What the task requires:
Repeat the data verbatim.
[START Records for the exercise]
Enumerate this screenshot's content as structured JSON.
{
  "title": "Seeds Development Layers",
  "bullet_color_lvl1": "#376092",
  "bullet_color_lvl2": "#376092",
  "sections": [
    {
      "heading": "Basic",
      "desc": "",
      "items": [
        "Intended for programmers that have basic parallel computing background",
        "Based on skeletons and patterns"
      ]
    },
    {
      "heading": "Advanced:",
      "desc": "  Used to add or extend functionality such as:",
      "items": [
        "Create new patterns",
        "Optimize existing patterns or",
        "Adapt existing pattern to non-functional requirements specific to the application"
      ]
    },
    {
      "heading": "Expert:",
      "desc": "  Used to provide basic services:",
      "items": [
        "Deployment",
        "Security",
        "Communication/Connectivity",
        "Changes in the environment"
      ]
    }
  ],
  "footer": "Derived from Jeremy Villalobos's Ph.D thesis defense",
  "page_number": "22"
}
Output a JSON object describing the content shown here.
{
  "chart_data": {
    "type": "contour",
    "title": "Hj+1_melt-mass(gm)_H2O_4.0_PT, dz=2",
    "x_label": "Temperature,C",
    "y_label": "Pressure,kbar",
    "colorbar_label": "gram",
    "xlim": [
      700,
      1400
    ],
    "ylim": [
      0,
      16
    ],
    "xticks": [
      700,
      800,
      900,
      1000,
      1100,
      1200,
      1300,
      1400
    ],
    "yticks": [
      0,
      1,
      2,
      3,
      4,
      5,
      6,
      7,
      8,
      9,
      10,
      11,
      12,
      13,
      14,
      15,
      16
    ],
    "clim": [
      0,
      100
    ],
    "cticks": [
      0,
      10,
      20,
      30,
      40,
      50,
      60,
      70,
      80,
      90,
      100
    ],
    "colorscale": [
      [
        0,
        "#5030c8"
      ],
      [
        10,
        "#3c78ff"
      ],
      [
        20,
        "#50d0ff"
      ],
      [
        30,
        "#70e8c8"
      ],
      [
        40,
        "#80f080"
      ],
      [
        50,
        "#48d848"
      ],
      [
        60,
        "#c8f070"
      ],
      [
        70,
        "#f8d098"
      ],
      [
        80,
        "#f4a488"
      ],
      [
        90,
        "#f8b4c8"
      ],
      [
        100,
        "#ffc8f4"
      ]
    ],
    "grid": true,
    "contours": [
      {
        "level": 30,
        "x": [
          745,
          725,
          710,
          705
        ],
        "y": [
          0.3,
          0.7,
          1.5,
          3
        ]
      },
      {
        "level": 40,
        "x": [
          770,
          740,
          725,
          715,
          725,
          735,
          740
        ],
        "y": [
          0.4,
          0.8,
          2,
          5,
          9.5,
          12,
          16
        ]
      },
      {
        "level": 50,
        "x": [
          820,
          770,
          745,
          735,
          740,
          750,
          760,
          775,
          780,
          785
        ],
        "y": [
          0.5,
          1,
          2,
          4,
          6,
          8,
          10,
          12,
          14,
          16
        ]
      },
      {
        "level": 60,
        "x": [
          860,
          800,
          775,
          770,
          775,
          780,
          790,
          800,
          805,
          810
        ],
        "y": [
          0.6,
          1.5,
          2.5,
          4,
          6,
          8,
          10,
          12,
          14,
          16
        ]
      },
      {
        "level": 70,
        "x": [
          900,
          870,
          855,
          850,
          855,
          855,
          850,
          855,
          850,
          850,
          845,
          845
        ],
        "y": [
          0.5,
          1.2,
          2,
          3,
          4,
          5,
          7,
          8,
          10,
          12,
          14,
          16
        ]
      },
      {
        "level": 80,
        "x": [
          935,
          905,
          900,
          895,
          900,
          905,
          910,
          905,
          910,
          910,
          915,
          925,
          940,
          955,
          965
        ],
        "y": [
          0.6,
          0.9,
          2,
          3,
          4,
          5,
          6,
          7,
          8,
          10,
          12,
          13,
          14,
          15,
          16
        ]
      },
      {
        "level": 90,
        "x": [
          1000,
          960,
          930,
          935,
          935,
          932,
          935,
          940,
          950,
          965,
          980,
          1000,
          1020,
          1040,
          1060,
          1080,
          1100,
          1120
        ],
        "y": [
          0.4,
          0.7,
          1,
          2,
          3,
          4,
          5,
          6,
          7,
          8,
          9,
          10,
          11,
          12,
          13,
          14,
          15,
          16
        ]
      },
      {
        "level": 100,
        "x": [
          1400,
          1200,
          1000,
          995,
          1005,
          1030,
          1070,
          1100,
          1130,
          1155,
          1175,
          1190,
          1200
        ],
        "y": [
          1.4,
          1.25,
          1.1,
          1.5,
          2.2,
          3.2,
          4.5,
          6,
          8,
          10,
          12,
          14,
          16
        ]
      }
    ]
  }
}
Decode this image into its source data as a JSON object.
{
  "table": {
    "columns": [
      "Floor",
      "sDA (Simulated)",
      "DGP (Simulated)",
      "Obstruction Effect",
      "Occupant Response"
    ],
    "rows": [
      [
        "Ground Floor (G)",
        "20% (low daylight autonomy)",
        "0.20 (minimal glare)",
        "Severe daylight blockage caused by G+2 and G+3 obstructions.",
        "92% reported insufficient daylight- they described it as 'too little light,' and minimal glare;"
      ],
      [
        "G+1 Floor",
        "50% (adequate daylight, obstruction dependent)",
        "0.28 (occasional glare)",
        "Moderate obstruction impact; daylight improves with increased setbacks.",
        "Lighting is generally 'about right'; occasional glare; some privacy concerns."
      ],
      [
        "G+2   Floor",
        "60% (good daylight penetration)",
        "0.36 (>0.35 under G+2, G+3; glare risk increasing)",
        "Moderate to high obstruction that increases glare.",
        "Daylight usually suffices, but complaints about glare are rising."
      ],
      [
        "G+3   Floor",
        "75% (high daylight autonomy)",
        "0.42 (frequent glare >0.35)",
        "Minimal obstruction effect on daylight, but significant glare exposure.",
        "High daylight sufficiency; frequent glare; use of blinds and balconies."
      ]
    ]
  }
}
[END Records for the exercise]
Answer for this exercise:
Enumerate this screenshot's content as structured JSON.
{
  "title": "Seeds Development Layers",
  "bullet_color_lvl1": "#376092",
  "bullet_color_lvl2": "#376092",
  "sections": [
    {
      "heading": "Basic",
      "desc": "",
      "items": [
        "Intended for programmers that have basic parallel computing background",
        "Based on skeletons and patterns"
      ]
    },
    {
      "heading": "Advanced:",
      "desc": "  Used to add or extend functionality such as:",
      "items": [
        "Create new patterns",
        "Optimize existing patterns or",
        "Adapt existing pattern to non-functional requirements specific to the application"
      ]
    },
    {
      "heading": "Expert:",
      "desc": "  Used to provide basic services:",
      "items": [
        "Deployment",
        "Security",
        "Communication/Connectivity",
        "Changes in the environment"
      ]
    }
  ],
  "footer": "Derived from Jeremy Villalobos's Ph.D thesis defense",
  "page_number": "22"
}
Output a JSON object describing the content shown here.
{
  "chart_data": {
    "type": "contour",
    "title": "Hj+1_melt-mass(gm)_H2O_4.0_PT, dz=2",
    "x_label": "Temperature,C",
    "y_label": "Pressure,kbar",
    "colorbar_label": "gram",
    "xlim": [
      700,
      1400
    ],
    "ylim": [
      0,
      16
    ],
    "xticks": [
      700,
      800,
      900,
      1000,
      1100,
      1200,
      1300,
      1400
    ],
    "yticks": [
      0,
      1,
      2,
      3,
      4,
      5,
      6,
      7,
      8,
      9,
      10,
      11,
      12,
      13,
      14,
      15,
      16
    ],
    "clim": [
      0,
      100
    ],
    "cticks": [
      0,
      10,
      20,
      30,
      40,
      50,
      60,
      70,
      80,
      90,
      100
    ],
    "colorscale": [
      [
        0,
        "#5030c8"
      ],
      [
        10,
        "#3c78ff"
      ],
      [
        20,
        "#50d0ff"
      ],
      [
        30,
        "#70e8c8"
      ],
      [
        40,
        "#80f080"
      ],
      [
        50,
        "#48d848"
      ],
      [
        60,
        "#c8f070"
      ],
      [
        70,
        "#f8d098"
      ],
      [
        80,
        "#f4a488"
      ],
      [
        90,
        "#f8b4c8"
      ],
      [
        100,
        "#ffc8f4"
      ]
    ],
    "grid": true,
    "contours": [
      {
        "level": 30,
        "x": [
          745,
          725,
          710,
          705
        ],
        "y": [
          0.3,
          0.7,
          1.5,
          3
        ]
      },
      {
        "level": 40,
        "x": [
          770,
          740,
          725,
          715,
          725,
          735,
          740
        ],
        "y": [
          0.4,
          0.8,
          2,
          5,
          9.5,
          12,
          16
        ]
      },
      {
        "level": 50,
        "x": [
          820,
          770,
          745,
          735,
          740,
          750,
          760,
          775,
          780,
          785
        ],
        "y": [
          0.5,
          1,
          2,
          4,
          6,
          8,
          10,
          12,
          14,
          16
        ]
      },
      {
        "level": 60,
        "x": [
          860,
          800,
          775,
          770,
          775,
          780,
          790,
          800,
          805,
          810
        ],
        "y": [
          0.6,
          1.5,
          2.5,
          4,
          6,
          8,
          10,
          12,
          14,
          16
        ]
      },
      {
        "level": 70,
        "x": [
          900,
          870,
          855,
          850,
          855,
          855,
          850,
          855,
          850,
          850,
          845,
          845
        ],
        "y": [
          0.5,
          1.2,
          2,
          3,
          4,
          5,
          7,
          8,
          10,
          12,
          14,
          16
        ]
      },
      {
        "level": 80,
        "x": [
          935,
          905,
          900,
          895,
          900,
          905,
          910,
          905,
          910,
          910,
          915,
          925,
          940,
          955,
          965
        ],
        "y": [
          0.6,
          0.9,
          2,
          3,
          4,
          5,
          6,
          7,
          8,
          10,
          12,
          13,
          14,
          15,
          16
        ]
      },
      {
        "level": 90,
        "x": [
          1000,
          960,
          930,
          935,
          935,
          932,
          935,
          940,
          950,
          965,
          980,
          1000,
          1020,
          1040,
          1060,
          1080,
          1100,
          1120
        ],
        "y": [
          0.4,
          0.7,
          1,
          2,
          3,
          4,
          5,
          6,
          7,
          8,
          9,
          10,
          11,
          12,
          13,
          14,
          15,
          16
        ]
      },
      {
        "level": 100,
        "x": [
          1400,
          1200,
          1000,
          995,
          1005,
          1030,
          1070,
          1100,
          1130,
          1155,
          1175,
          1190,
          1200
        ],
        "y": [
          1.4,
          1.25,
          1.1,
          1.5,
          2.2,
          3.2,
          4.5,
          6,
          8,
          10,
          12,
          14,
          16
        ]
      }
    ]
  }
}
Decode this image into its source data as a JSON object.
{
  "table": {
    "columns": [
      "Floor",
      "sDA (Simulated)",
      "DGP (Simulated)",
      "Obstruction Effect",
      "Occupant Response"
    ],
    "rows": [
      [
        "Ground Floor (G)",
        "20% (low daylight autonomy)",
        "0.20 (minimal glare)",
        "Severe daylight blockage caused by G+2 and G+3 obstructions.",
        "92% reported insufficient daylight- they described it as 'too little light,' and minimal glare;"
      ],
      [
        "G+1 Floor",
        "50% (adequate daylight, obstruction dependent)",
        "0.28 (occasional glare)",
        "Moderate obstruction impact; daylight improves with increased setbacks.",
        "Lighting is generally 'about right'; occasional glare; some privacy concerns."
      ],
      [
        "G+2   Floor",
        "60% (good daylight penetration)",
        "0.36 (>0.35 under G+2, G+3; glare risk increasing)",
        "Moderate to high obstruction that increases glare.",
        "Daylight usually suffices, but complaints about glare are rising."
      ],
      [
        "G+3   Floor",
        "75% (high daylight autonomy)",
        "0.42 (frequent glare >0.35)",
        "Minimal obstruction effect on daylight, but significant glare exposure.",
        "High daylight sufficiency; frequent glare; use of blinds and balconies."
      ]
    ]
  }
}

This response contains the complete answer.